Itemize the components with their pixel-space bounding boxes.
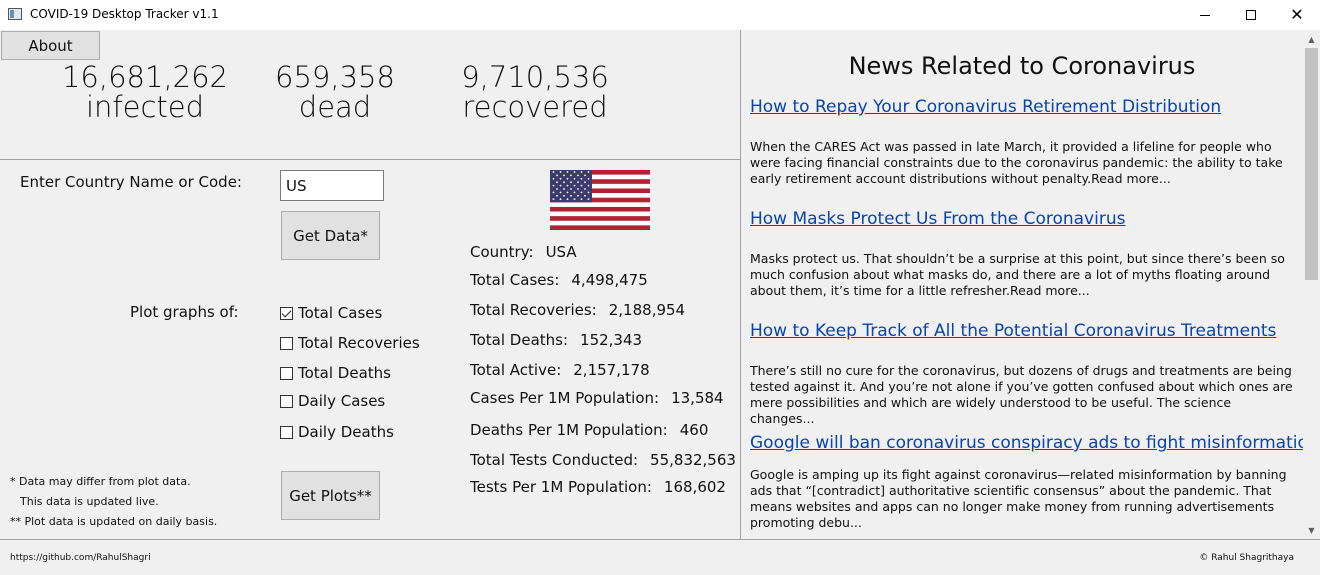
- plot-label: Plot graphs of:: [130, 303, 239, 321]
- info-total-recoveries: Total Recoveries: 2,188,954: [470, 301, 685, 319]
- dead-stat: 659,358 dead: [255, 62, 415, 122]
- news-summary: There’s still no cure for the coronaviru…: [750, 363, 1293, 426]
- footer-divider: [0, 539, 1320, 540]
- checkbox-label: Total Cases: [298, 304, 383, 322]
- checkbox-icon[interactable]: [280, 336, 293, 350]
- recovered-label: recovered: [462, 90, 608, 124]
- news-summary: Google is amping up its fight against co…: [750, 467, 1287, 530]
- get-plots-button[interactable]: Get Plots**: [281, 471, 380, 520]
- info-label: Total Recoveries:: [470, 301, 597, 319]
- checkbox-icon[interactable]: [280, 366, 293, 380]
- dead-label: dead: [298, 90, 372, 124]
- checkbox-icon[interactable]: [280, 425, 293, 439]
- info-label: Total Cases:: [470, 271, 560, 289]
- info-value: 2,157,178: [573, 361, 650, 379]
- app-icon: [8, 8, 22, 20]
- maximize-button[interactable]: [1228, 0, 1274, 30]
- infected-label: infected: [85, 90, 205, 124]
- copyright-text: © Rahul Shagrithaya: [1199, 553, 1294, 563]
- info-label: Tests Per 1M Population:: [470, 478, 652, 496]
- info-total-cases: Total Cases: 4,498,475: [470, 271, 648, 289]
- close-icon: ✕: [1290, 5, 1304, 24]
- info-total-deaths: Total Deaths: 152,343: [470, 331, 642, 349]
- note-text: ** Plot data is updated on daily basis.: [10, 515, 218, 528]
- info-deaths-per-million: Deaths Per 1M Population: 460: [470, 421, 708, 439]
- recovered-stat: 9,710,536 recovered: [440, 62, 630, 122]
- minimize-icon: [1200, 14, 1210, 16]
- news-link[interactable]: Google will ban coronavirus conspiracy a…: [750, 433, 1319, 453]
- checkbox-daily-deaths[interactable]: Daily Deaths: [280, 423, 394, 441]
- info-value: 55,832,563: [650, 451, 736, 469]
- checkbox-checked-icon[interactable]: [280, 306, 293, 320]
- us-flag-icon: [550, 170, 650, 230]
- title-bar: COVID-19 Desktop Tracker v1.1 ✕: [0, 0, 1320, 30]
- infected-stat: 16,681,262 infected: [55, 62, 235, 122]
- scroll-up-icon[interactable]: ▲: [1308, 35, 1315, 44]
- info-label: Total Active:: [470, 361, 562, 379]
- info-label: Country:: [470, 243, 534, 261]
- news-link[interactable]: How to Repay Your Coronavirus Retirement…: [750, 97, 1222, 117]
- info-value: 13,584: [671, 389, 724, 407]
- about-button[interactable]: About: [1, 31, 100, 60]
- get-data-button[interactable]: Get Data*: [281, 211, 380, 260]
- info-value: 4,498,475: [571, 271, 648, 289]
- info-cases-per-million: Cases Per 1M Population: 13,584: [470, 389, 724, 407]
- checkbox-total-deaths[interactable]: Total Deaths: [280, 364, 391, 382]
- info-value: 152,343: [580, 331, 643, 349]
- news-scrollbar[interactable]: ▲ ▼: [1303, 31, 1320, 539]
- news-link[interactable]: How Masks Protect Us From the Coronaviru…: [750, 209, 1126, 229]
- note-text: This data is updated live.: [20, 495, 159, 508]
- close-button[interactable]: ✕: [1274, 0, 1320, 30]
- country-label: Enter Country Name or Code:: [20, 173, 242, 191]
- checkbox-label: Total Recoveries: [298, 334, 420, 352]
- divider: [0, 159, 740, 160]
- news-summary: Masks protect us. That shouldn’t be a su…: [750, 251, 1285, 298]
- info-country: Country: USA: [470, 243, 577, 261]
- news-title: News Related to Coronavirus: [848, 52, 1196, 80]
- dead-value: 659,358: [275, 60, 395, 94]
- checkbox-label: Total Deaths: [298, 364, 391, 382]
- panel-divider: [740, 30, 741, 539]
- checkbox-total-recoveries[interactable]: Total Recoveries: [280, 334, 420, 352]
- github-link[interactable]: https://github.com/RahulShagri: [10, 553, 151, 563]
- info-label: Cases Per 1M Population:: [470, 389, 660, 407]
- checkbox-daily-cases[interactable]: Daily Cases: [280, 392, 385, 410]
- country-input[interactable]: [280, 170, 384, 201]
- info-label: Total Deaths:: [470, 331, 569, 349]
- info-label: Deaths Per 1M Population:: [470, 421, 668, 439]
- window-title: COVID-19 Desktop Tracker v1.1: [30, 7, 219, 21]
- info-tests-per-million: Tests Per 1M Population: 168,602: [470, 478, 726, 496]
- news-link[interactable]: How to Keep Track of All the Potential C…: [750, 321, 1277, 341]
- info-total-active: Total Active: 2,157,178: [470, 361, 650, 379]
- scroll-thumb[interactable]: [1305, 48, 1318, 280]
- news-summary: When the CARES Act was passed in late Ma…: [750, 139, 1283, 186]
- checkbox-label: Daily Cases: [298, 392, 386, 410]
- info-value: 2,188,954: [608, 301, 686, 319]
- minimize-button[interactable]: [1182, 0, 1228, 30]
- info-value: 460: [679, 421, 709, 439]
- note-text: * Data may differ from plot data.: [10, 475, 191, 488]
- info-total-tests: Total Tests Conducted: 55,832,563: [470, 451, 736, 469]
- maximize-icon: [1246, 10, 1256, 20]
- checkbox-total-cases[interactable]: Total Cases: [280, 304, 382, 322]
- recovered-value: 9,710,536: [461, 60, 609, 94]
- info-label: Total Tests Conducted:: [470, 451, 639, 469]
- scroll-down-icon[interactable]: ▼: [1308, 526, 1315, 535]
- checkbox-label: Daily Deaths: [298, 423, 394, 441]
- checkbox-icon[interactable]: [280, 394, 293, 408]
- infected-value: 16,681,262: [61, 60, 229, 94]
- info-value: 168,602: [663, 478, 726, 496]
- info-value: USA: [545, 243, 577, 261]
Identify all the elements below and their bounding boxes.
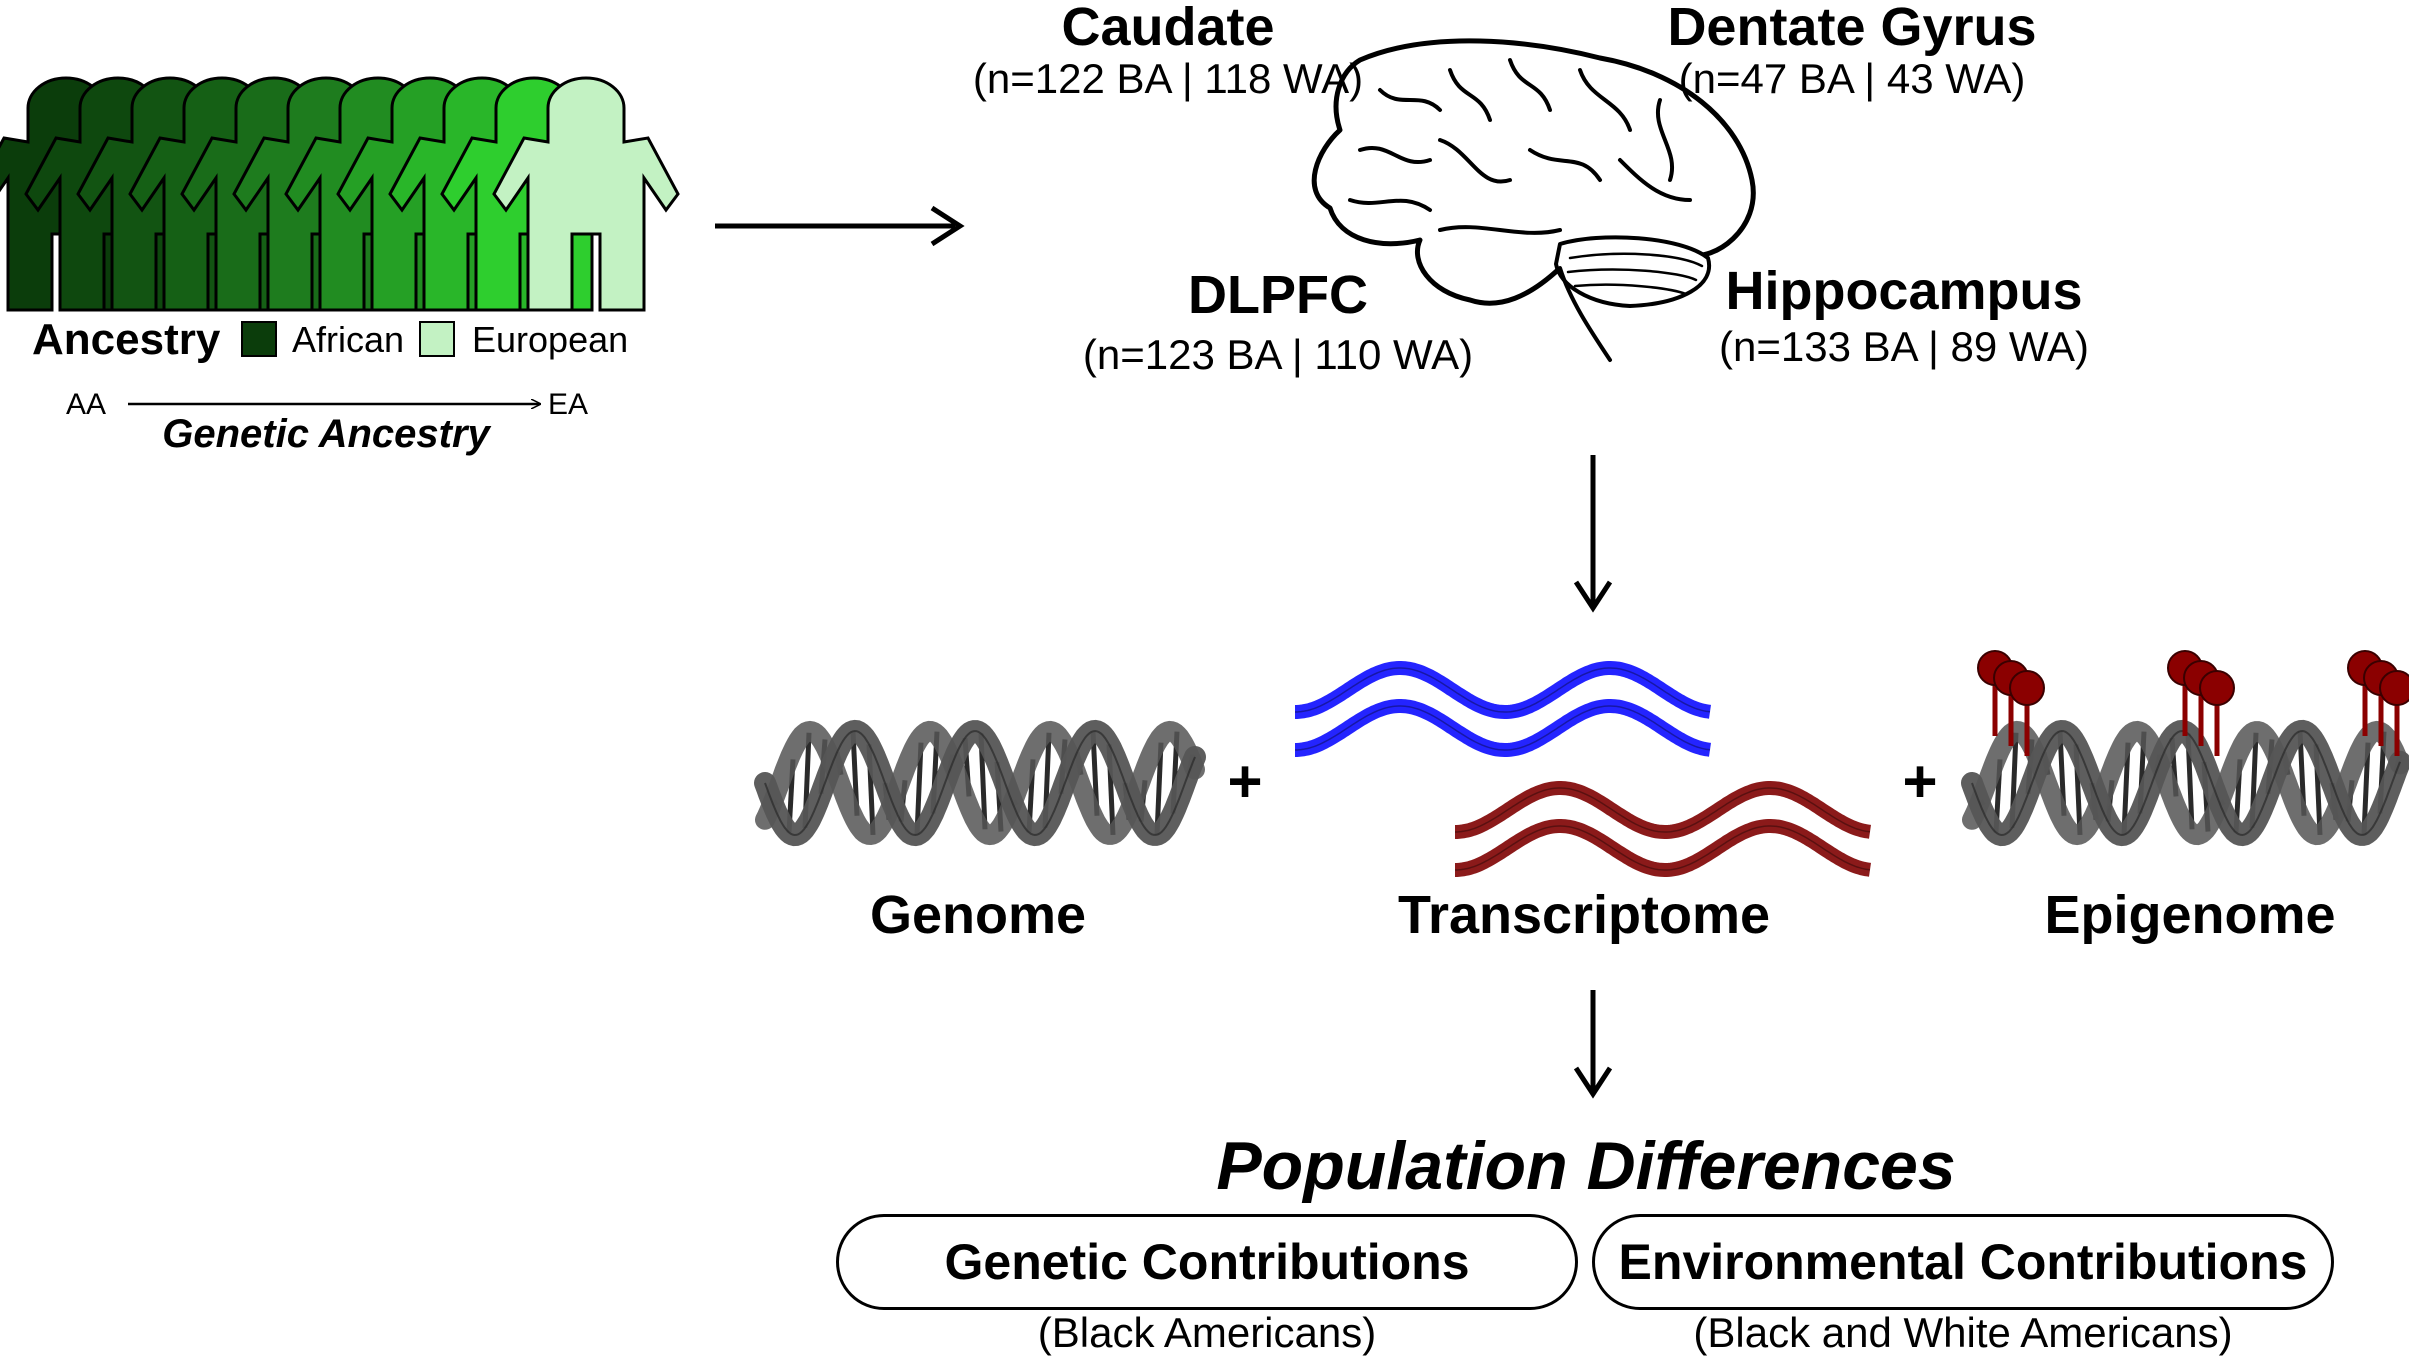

> _Prompt_
Wherever a line in the entries holds "stat", copy that line.

> _Output for this exercise_
- dead-stat: 659,358 dead: [255, 62, 415, 122]
- recovered-stat: 9,710,536 recovered: [440, 62, 630, 122]
- infected-stat: 16,681,262 infected: [55, 62, 235, 122]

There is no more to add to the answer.